■ SET OF TASKS
[A] In the essay on creativity and self-surrender, what do monks in some eastern traditions throw into a sacrificial fire on the day of their ordination?
[B] Write the next part of the essay on creativity and self-surrender, starting right after its last sentence.

It was Thomas Carlyle who wrote that creativity was “seeing the thing sufficiently.” It was the calmly seeing eye and not a transitory glance necessary for a creative genius. Interestingly, difficulty often becomes a force that makes this sufficient seeing possible. And therefore, histories are not short of stereotypes of the melancholy poet or the dejected artist. Difficulty often creates fault lines in the monuments of truth erected around oneself. The apparent peeling off of the restful understanding of oneself and the world leads one to question the closely held beliefs and value systems. Often the face of the world appears gibberish, devoid of meaning, and such moments evoke a sense of being pushed to the threshold or the liminal. However, standing amidst the debris of familiar narratives, of defined identities and meanings, often helps get newer perspectives. The fall of a dictated vision makes a broader, more universal vision of things possible. In such moments the thing reveals its mysteries, gives them away silently and generously, in the words of Carlyle, “reveals not this or that face of it, but its inmost heart, and generic secret.”
An artist, one of the more sensitive souls of the world, awakens to a larger unity in the liminal moments. Standing at the abandonment of his egotistical self, at the threshold of his “I,” makes him more permeable to life’s subliminal rhythms and movements. This abandonment of the egoist self is not incompatible with a writer’s life, who is supposed to express his subjective experiences as part of the material universe. Surrendering to the immensity of existence does not make the self weak but instead expands it to accept a flood of connections from all ends. This transitional experience is shared by another soul who, like the writer, willfully surrenders his ego to a broader oneness. On the day of their ordination, monks within some eastern traditions are required to read their burial rites and throw their tuft of hair into a sacrificial fire. This act represents the last detachment from material existence. They are then given a new robe that is distinct from conventional clothing and a new name that becomes part of their identity. Their older selves, family, friends, and profession meet a symbolic death the day they are born as monks. This non-attachment to their older selves opens them to a more profound oneness around them. A creative artist is similar to a monk in that he embraces the world’s margins and dissolves his will towards the collective will. And the finest artists are frequently known to be impersonal. To put in T.S. Eliot’s words, “The progress of the artist is a continual self-sacrifice, a continual extinction of personality.” He could not emphasize enough the significance of depersonalization and objectivity, particularly in relation to poetry. In poetry, as in life, the writer surrenders his personality to the mystery that the universe reveals to him, just as monks do. He shapes his perspective to compliment the world, no longer attempting to modify the external; like the monk, the writer looks at things with a camaraderie he has never felt before.

■ PROVIDED RECORDS
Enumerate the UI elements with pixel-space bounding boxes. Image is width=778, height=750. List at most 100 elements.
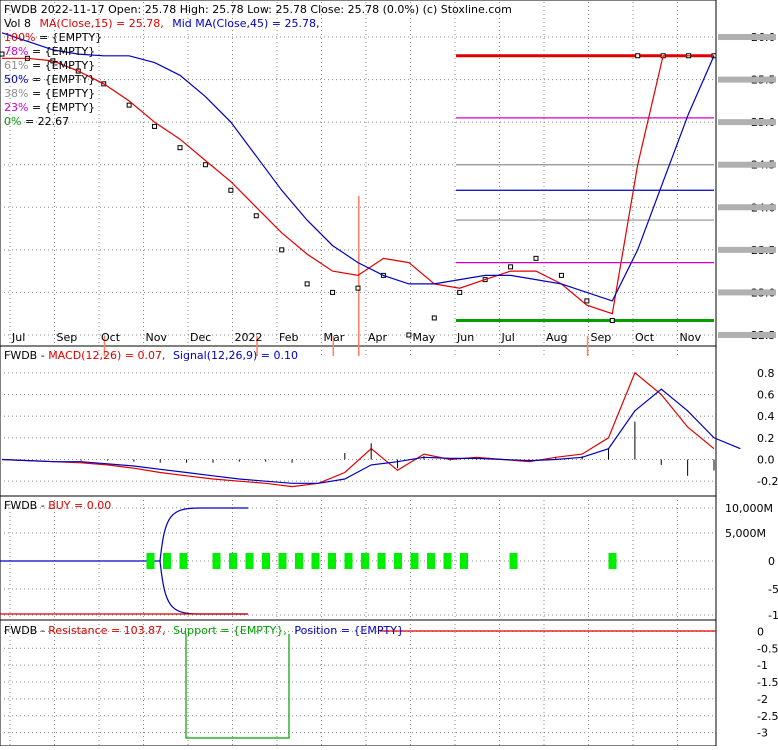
price-bar [228, 187, 234, 193]
macd-layer [80, 421, 715, 476]
buy-signal-bar [262, 553, 270, 569]
resistance-panel-frame [0, 619, 717, 747]
fib-label-prefix: 0% [4, 115, 21, 128]
volume-profile-bar [718, 289, 776, 296]
resistance-tick-label: -3 [757, 727, 768, 740]
fib-label-value: = {EMPTY} [28, 101, 95, 114]
macd-line [1, 371, 715, 488]
price-bar [355, 285, 361, 291]
price-bar [609, 318, 615, 324]
resistance-tick-label: -1.5 [757, 676, 778, 689]
ma15-line [2, 55, 714, 315]
x-tick-label: Feb [279, 331, 298, 344]
support-label: Support = {EMPTY}, [173, 624, 287, 637]
volume-profile-bar [718, 161, 776, 168]
price-bar [126, 102, 132, 108]
buy-signal-bar [460, 553, 468, 569]
volume-profile-bar [718, 34, 776, 41]
macd-label: MACD(12,26) = 0.07, [48, 349, 165, 362]
ma45-label: Mid MA(Close,45) = 25.78, [172, 17, 319, 30]
fib-label-prefix: 38% [4, 87, 28, 100]
buy-signal-bar [245, 553, 254, 569]
buy-signal-bar [163, 553, 171, 569]
resistance-header: FWDB - Resistance = 103.87, Support = {E… [4, 624, 404, 637]
resistance-layer [185, 630, 716, 739]
buy-signal-bar [311, 553, 320, 569]
price-bar [558, 272, 564, 278]
price-bar [304, 281, 310, 287]
x-tick-label: Sep [57, 331, 78, 344]
buy-signal-bar [328, 553, 336, 569]
buy-signal-bar [608, 553, 617, 569]
macd-tick-label: 0.8 [757, 367, 775, 380]
res-symbol: FWDB - [4, 624, 48, 637]
x-tick-label: Mar [324, 331, 345, 344]
price-bar [152, 123, 158, 129]
fib-label-value: = {EMPTY} [35, 31, 102, 44]
macd-tick-label: 0.4 [757, 410, 775, 423]
macd-header: FWDB - MACD(12,26) = 0.07, Signal(12,26,… [4, 349, 298, 362]
resistance-tick-label: -2 [757, 693, 768, 706]
x-tick-label: Jul [501, 331, 515, 344]
x-tick-label: Jun [456, 331, 474, 344]
macd-panel-frame [0, 345, 717, 497]
macd-tick-label: 0.6 [757, 389, 775, 402]
buy-signal-bar [295, 553, 303, 569]
buy-signal-bar [212, 553, 221, 569]
volume-profile-bar [718, 246, 776, 253]
ma15-label: MA(Close,15) = 25.78, [39, 17, 163, 30]
fib-label: 100% = {EMPTY} [4, 31, 102, 44]
buy-label: BUY = 0.00 [48, 499, 111, 512]
ma45-line [1, 32, 715, 302]
price-bar [635, 53, 641, 59]
buy-header: FWDB - BUY = 0.00 [4, 499, 111, 512]
price-bar [406, 332, 412, 338]
fib-label: 0% = 22.67 [4, 115, 69, 128]
buy-signal-bar [344, 553, 353, 569]
fib-label-prefix: 78% [4, 45, 28, 58]
x-tick-label: Sep [591, 331, 612, 344]
volume-profile-bar [718, 331, 776, 338]
buy-signal-bar [179, 553, 188, 569]
buy-panel-frame [0, 495, 717, 621]
x-tick-label: Dec [190, 331, 211, 344]
fib-label-prefix: 50% [4, 73, 28, 86]
support-line [185, 634, 290, 739]
x-tick-label: Oct [635, 331, 655, 344]
fib-label-prefix: 100% [4, 31, 35, 44]
buy-signal-bar [377, 553, 386, 569]
fib-label-value: = 22.67 [21, 115, 69, 128]
price-bar [177, 145, 183, 151]
price-bar [202, 162, 208, 168]
fib-label: 50% = {EMPTY} [4, 73, 95, 86]
fib-label-value: = {EMPTY} [28, 59, 95, 72]
volume-bar [103, 336, 106, 356]
axis-layer: Jul Sep Oct Nov Dec 2022 Feb Mar Apr May Jun Jul Aug… [11, 31, 778, 740]
buy-tick-label: -1 [768, 609, 778, 622]
buy-tick-label: 10,000M [725, 502, 773, 515]
volume-bar [256, 336, 258, 356]
fib-label: 23% = {EMPTY} [4, 101, 95, 114]
x-tick-label: Aug [546, 331, 567, 344]
ma-legend-row: Vol 8 MA(Close,15) = 25.78, Mid MA(Close… [4, 17, 320, 30]
resistance-tick-label: -2.5 [757, 710, 778, 723]
fib-label: 61% = {EMPTY} [4, 59, 95, 72]
buy-signal-bar [509, 553, 518, 569]
price-bar [508, 264, 514, 270]
price-bar [253, 213, 259, 219]
buy-layer [0, 507, 617, 615]
x-tick-label: 2022 [235, 331, 263, 344]
resistance-label: Resistance = 103.87, [48, 624, 165, 637]
x-tick-label: May [413, 331, 436, 344]
price-bar [533, 255, 539, 261]
buy-signal-bar [410, 553, 419, 569]
buy-symbol: FWDB - [4, 499, 48, 512]
volume-profile-bar [718, 76, 776, 83]
x-tick-label: Nov [146, 331, 168, 344]
volume-bar [358, 196, 360, 356]
volume-profile-bar [718, 204, 776, 211]
buy-signal-bar [278, 553, 287, 569]
price-layer [0, 32, 741, 488]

■ TASK-BY-TASK OUTPUTS
[A] Their tuft of hair.

[B]
Of all creative forms, one could study poetry the best in relation to the liminal since there is in its essence something at once arresting and detaching, both concrete and intangible, both eternal and ephemeral. Poetic language tends to be removed from the logical necessities of meaning and bends towards the production of writing constructed not just of words but also by sounds and movements of thoughts. A poetic genius writing from a fractured, liminal standpoint opens up to a mobile, fluid “Choric” space. This choric space or the “Chora” is a term used by Julia Kristeva to define a pre-linguistic stage in the development of a subject. A space before the acquisition of language, before the stepping into the symbolic. Also known as the semiotic, it is characterized by gestures, body movements, and drives instead of linguistic signs. The semiotic is always undefined and in flux, while the symbolic stands for all concrete and closed structures. When a creative person encounters the liminal, he is ushered into a space where he may see the unorthodox openness of words, much like an infant in the pre-lingual stage observes the world with the unmediated lexicon of touch, vibration, and gesture. This opening into the dawn of the semiotic helps hone a creative person’s craft since it makes them unearth metaphorical links between concepts. Thus, words lose their closed structures allowing numerous connections and deviations to enter their nucleus. Under the impact of the choric, writing is subjected to a “becoming” as opposed to a “being.” It is essential to mention that for Kristeva, semiotic chora is not isolated from the symbolic; they are always present together. The semiotic threatens to shatter the symbolic unity; similarly, a person in the liminal moves between discarding and acquiring a self. The liminal self, like the choric, is pulsative, moving, and emerging.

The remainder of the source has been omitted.